AIM OF THE TASK –
Please reproduce, character for character, the lines starting at the one that contains "like-icon[interactable] xyxy=(331,1148,361,1178)" and ending at the one that contains "grok-icon[interactable] xyxy=(569,1029,601,1061)", both included.

[Begin DATASET CONTENT]

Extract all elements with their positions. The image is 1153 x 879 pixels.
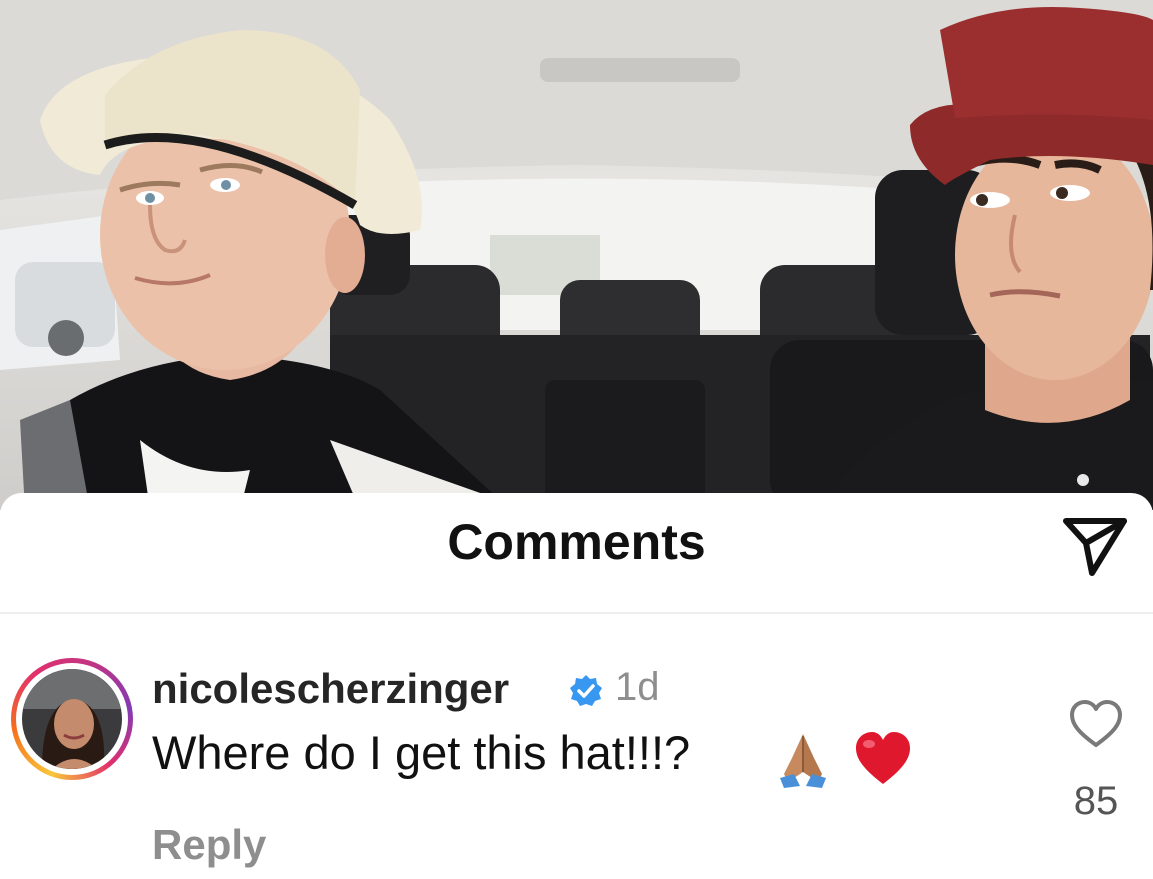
comment-text: Where do I get this hat!!!? [152,726,691,779]
avatar-image [22,669,122,769]
red-heart-emoji [856,732,910,784]
folded-hands-emoji [780,734,826,788]
comment-timestamp: 1d [615,665,660,709]
avatar[interactable] [22,669,122,769]
car-interior-photo [0,0,1153,510]
comments-sheet: Comments nicolescherzinger 1d Where do I… [0,493,1153,879]
paper-plane-icon[interactable] [1060,515,1130,577]
comment-username[interactable]: nicolescherzinger [152,665,509,713]
app-screen: Comments nicolescherzinger 1d Where do I… [0,0,1153,879]
video-frame[interactable] [0,0,1153,510]
divider [0,612,1153,614]
like-count: 85 [1073,779,1119,823]
heart-outline-icon[interactable] [1068,698,1124,750]
sheet-title: Comments [447,514,706,570]
story-ring[interactable] [11,658,133,780]
reply-button[interactable]: Reply [152,821,266,869]
verified-badge-icon [570,675,602,706]
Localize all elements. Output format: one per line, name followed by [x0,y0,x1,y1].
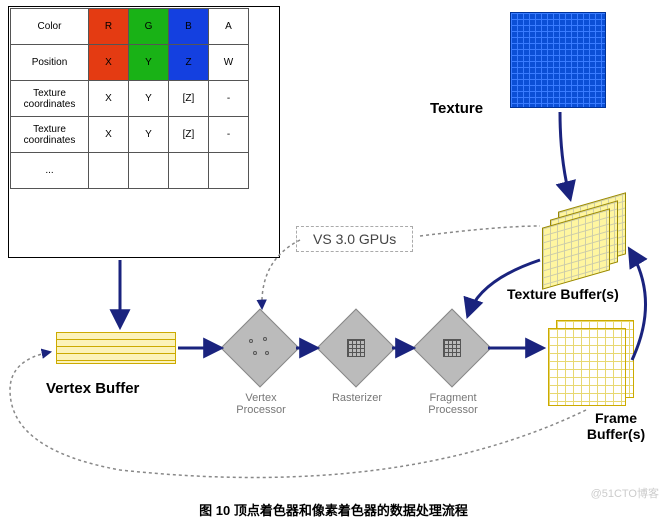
fragment-processor-label: Fragment Processor [418,392,488,416]
row-header: Color [11,9,89,45]
cell: X [89,117,129,153]
cell: - [209,117,249,153]
cell: Y [129,81,169,117]
rasterizer-node [316,308,395,387]
vertex-attribute-table: ColorRGBA PositionXYZW Texture coordinates… [10,8,249,189]
frame-buffer-icon [548,328,626,406]
watermark: @51CTO博客 [591,485,659,501]
cell: [Z] [169,81,209,117]
cell: Y [129,117,169,153]
cell [209,153,249,189]
figure-caption: 图 10 顶点着色器和像素着色器的数据处理流程 [0,500,667,519]
row-header: Texture coordinates [11,81,89,117]
cell: B [169,9,209,45]
fragment-processor-node [412,308,491,387]
cell [129,153,169,189]
frame-buffer-label: Frame Buffer(s) [565,410,667,442]
cell: Z [169,45,209,81]
cell: X [89,45,129,81]
texture-icon [510,12,606,108]
cell [89,153,129,189]
cell [169,153,209,189]
cell: X [89,81,129,117]
vs-gpus-label: VS 3.0 GPUs [296,226,413,252]
cell: W [209,45,249,81]
texture-buffer-label: Texture Buffer(s) [507,286,619,302]
row-header: ... [11,153,89,189]
cell: - [209,81,249,117]
vertex-buffer-label: Vertex Buffer [46,380,139,397]
vertex-processor-node [220,308,299,387]
row-header: Position [11,45,89,81]
vertex-buffer-icon [56,332,176,364]
vertex-processor-label: Vertex Processor [226,392,296,416]
row-header: Texture coordinates [11,117,89,153]
texture-label: Texture [430,100,483,117]
cell: Y [129,45,169,81]
cell: R [89,9,129,45]
cell: [Z] [169,117,209,153]
texture-buffer-icon [542,202,626,274]
cell: G [129,9,169,45]
rasterizer-label: Rasterizer [322,392,392,404]
cell: A [209,9,249,45]
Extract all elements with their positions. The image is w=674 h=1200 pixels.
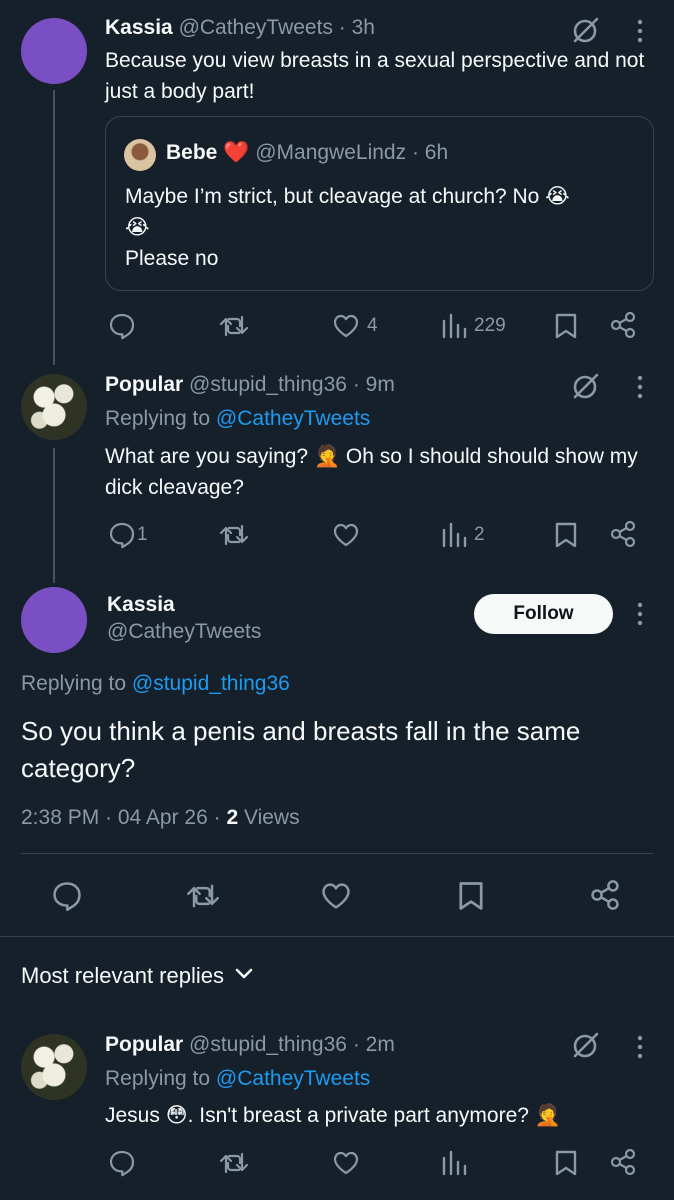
like-icon[interactable] xyxy=(331,1148,361,1178)
views-icon[interactable]: 229 xyxy=(440,311,506,341)
tweet-time[interactable]: · 9m xyxy=(353,373,395,396)
avatar[interactable] xyxy=(21,374,87,440)
more-icon[interactable] xyxy=(634,1034,646,1060)
quote-author-handle: @MangweLindz xyxy=(255,141,407,164)
author-name[interactable]: Popular xyxy=(105,1033,183,1056)
quote-text-line: Please no xyxy=(125,247,219,270)
view-count: 229 xyxy=(474,315,506,336)
tweet-text: What are you saying? 🤦 Oh so I should sh… xyxy=(105,445,638,499)
follow-button[interactable]: Follow xyxy=(474,594,613,634)
replying-to: Replying to @CatheyTweets xyxy=(105,1067,370,1091)
like-icon[interactable] xyxy=(331,520,361,550)
tweet-text: Jesus 😳. Isn't breast a private part any… xyxy=(105,1104,561,1127)
author-name[interactable]: Popular xyxy=(105,373,183,396)
thread-line xyxy=(53,90,55,365)
quote-text-line: Maybe I’m strict, but cleavage at church… xyxy=(125,185,570,208)
reply-count: 1 xyxy=(137,524,148,545)
tweet-header: Popular @stupid_thing36 · 9m xyxy=(105,373,395,397)
like-icon[interactable] xyxy=(319,879,353,913)
bookmark-icon[interactable] xyxy=(553,520,579,550)
reply-icon[interactable]: 1 xyxy=(107,520,148,550)
replying-label: Replying to xyxy=(105,1067,211,1090)
quote-author-name: Bebe xyxy=(166,141,218,164)
grok-icon[interactable] xyxy=(569,1029,601,1061)
divider xyxy=(21,853,653,854)
avatar[interactable] xyxy=(21,587,87,653)
grok-icon[interactable] xyxy=(569,370,601,402)
quote-text-line: 😭 xyxy=(125,216,150,239)
replying-label: Replying to xyxy=(105,407,211,430)
reply-icon[interactable] xyxy=(107,311,137,341)
tweet-header: Popular @stupid_thing36 · 2m xyxy=(105,1033,395,1057)
tweet-text: Because you view breasts in a sexual per… xyxy=(105,49,645,103)
quote-time: · 6h xyxy=(411,141,449,164)
views-icon[interactable]: 2 xyxy=(440,520,485,550)
quote-text: Maybe I’m strict, but cleavage at church… xyxy=(125,181,635,274)
tweet-header: Kassia @CatheyTweets · 3h xyxy=(105,16,375,40)
author-name[interactable]: Kassia xyxy=(107,593,175,617)
tweet-time[interactable]: · 3h xyxy=(339,16,375,39)
chevron-down-icon xyxy=(234,967,254,986)
more-icon[interactable] xyxy=(634,18,646,44)
views-icon[interactable] xyxy=(440,1148,468,1178)
replying-handle[interactable]: @CatheyTweets xyxy=(216,1067,370,1090)
views-label: Views xyxy=(238,806,300,829)
more-icon[interactable] xyxy=(634,601,646,627)
author-name[interactable]: Kassia xyxy=(105,16,173,39)
replying-label: Replying to xyxy=(21,672,127,695)
quoted-tweet[interactable]: Bebe ❤️ @MangweLindz · 6h Maybe I’m stri… xyxy=(105,116,654,291)
retweet-icon[interactable] xyxy=(218,1148,250,1178)
share-icon[interactable] xyxy=(608,310,638,340)
view-count: 2 xyxy=(474,524,485,545)
avatar[interactable] xyxy=(21,18,87,84)
replying-to: Replying to @CatheyTweets xyxy=(105,407,370,431)
replying-handle[interactable]: @stupid_thing36 xyxy=(132,672,290,695)
share-icon[interactable] xyxy=(588,878,622,912)
grok-icon[interactable] xyxy=(569,14,601,46)
divider xyxy=(0,936,674,937)
reply-icon[interactable] xyxy=(50,879,84,913)
author-handle[interactable]: @CatheyTweets xyxy=(107,620,261,644)
bookmark-icon[interactable] xyxy=(553,1148,579,1178)
author-handle[interactable]: @stupid_thing36 xyxy=(189,373,347,396)
views-count: 2 xyxy=(226,806,239,829)
timestamp-text[interactable]: 2:38 PM · 04 Apr 26 · xyxy=(21,806,226,829)
bookmark-icon[interactable] xyxy=(456,879,486,913)
avatar[interactable] xyxy=(21,1034,87,1100)
quote-header: Bebe ❤️ @MangweLindz · 6h xyxy=(166,141,448,165)
heart-emoji: ❤️ xyxy=(223,141,250,164)
retweet-icon[interactable] xyxy=(185,879,221,913)
avatar xyxy=(124,139,156,171)
reply-icon[interactable] xyxy=(107,1148,137,1178)
like-count: 4 xyxy=(367,315,378,336)
share-icon[interactable] xyxy=(608,1147,638,1177)
bookmark-icon[interactable] xyxy=(553,311,579,341)
replying-handle[interactable]: @CatheyTweets xyxy=(216,407,370,430)
retweet-icon[interactable] xyxy=(218,520,250,550)
sort-label: Most relevant replies xyxy=(21,963,224,988)
tweet-time[interactable]: · 2m xyxy=(353,1033,395,1056)
more-icon[interactable] xyxy=(634,374,646,400)
thread-line xyxy=(53,448,55,583)
sort-replies-dropdown[interactable]: Most relevant replies xyxy=(21,963,254,989)
replying-to: Replying to @stupid_thing36 xyxy=(21,672,290,696)
main-tweet-text: So you think a penis and breasts fall in… xyxy=(21,716,581,783)
author-handle[interactable]: @stupid_thing36 xyxy=(189,1033,347,1056)
author-handle[interactable]: @CatheyTweets xyxy=(179,16,333,39)
retweet-icon[interactable] xyxy=(218,311,250,341)
tweet-timestamp: 2:38 PM · 04 Apr 26 · 2 Views xyxy=(21,806,300,830)
share-icon[interactable] xyxy=(608,519,638,549)
like-icon[interactable]: 4 xyxy=(331,311,378,341)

[End DATASET CONTENT]

EXERCISE RESPONSE –
like-icon[interactable] xyxy=(331,1148,361,1178)
views-icon[interactable]: 229 xyxy=(440,311,506,341)
tweet-time[interactable]: · 9m xyxy=(353,373,395,396)
avatar[interactable] xyxy=(21,374,87,440)
more-icon[interactable] xyxy=(634,1034,646,1060)
quote-author-handle: @MangweLindz xyxy=(255,141,407,164)
author-name[interactable]: Popular xyxy=(105,1033,183,1056)
quote-text-line: Please no xyxy=(125,247,219,270)
view-count: 229 xyxy=(474,315,506,336)
tweet-text: What are you saying? 🤦 Oh so I should sh… xyxy=(105,445,638,499)
follow-button[interactable]: Follow xyxy=(474,594,613,634)
replying-to: Replying to @CatheyTweets xyxy=(105,1067,370,1091)
like-icon[interactable] xyxy=(331,520,361,550)
tweet-text: Jesus 😳. Isn't breast a private part any… xyxy=(105,1104,561,1127)
author-name[interactable]: Popular xyxy=(105,373,183,396)
thread-line xyxy=(53,90,55,365)
quote-text-line: Maybe I’m strict, but cleavage at church… xyxy=(125,185,570,208)
reply-count: 1 xyxy=(137,524,148,545)
tweet-header: Popular @stupid_thing36 · 9m xyxy=(105,373,395,397)
like-icon[interactable] xyxy=(319,879,353,913)
bookmark-icon[interactable] xyxy=(553,520,579,550)
reply-icon[interactable]: 1 xyxy=(107,520,148,550)
replying-label: Replying to xyxy=(105,1067,211,1090)
quote-author-name: Bebe xyxy=(166,141,218,164)
grok-icon[interactable] xyxy=(569,1029,601,1061)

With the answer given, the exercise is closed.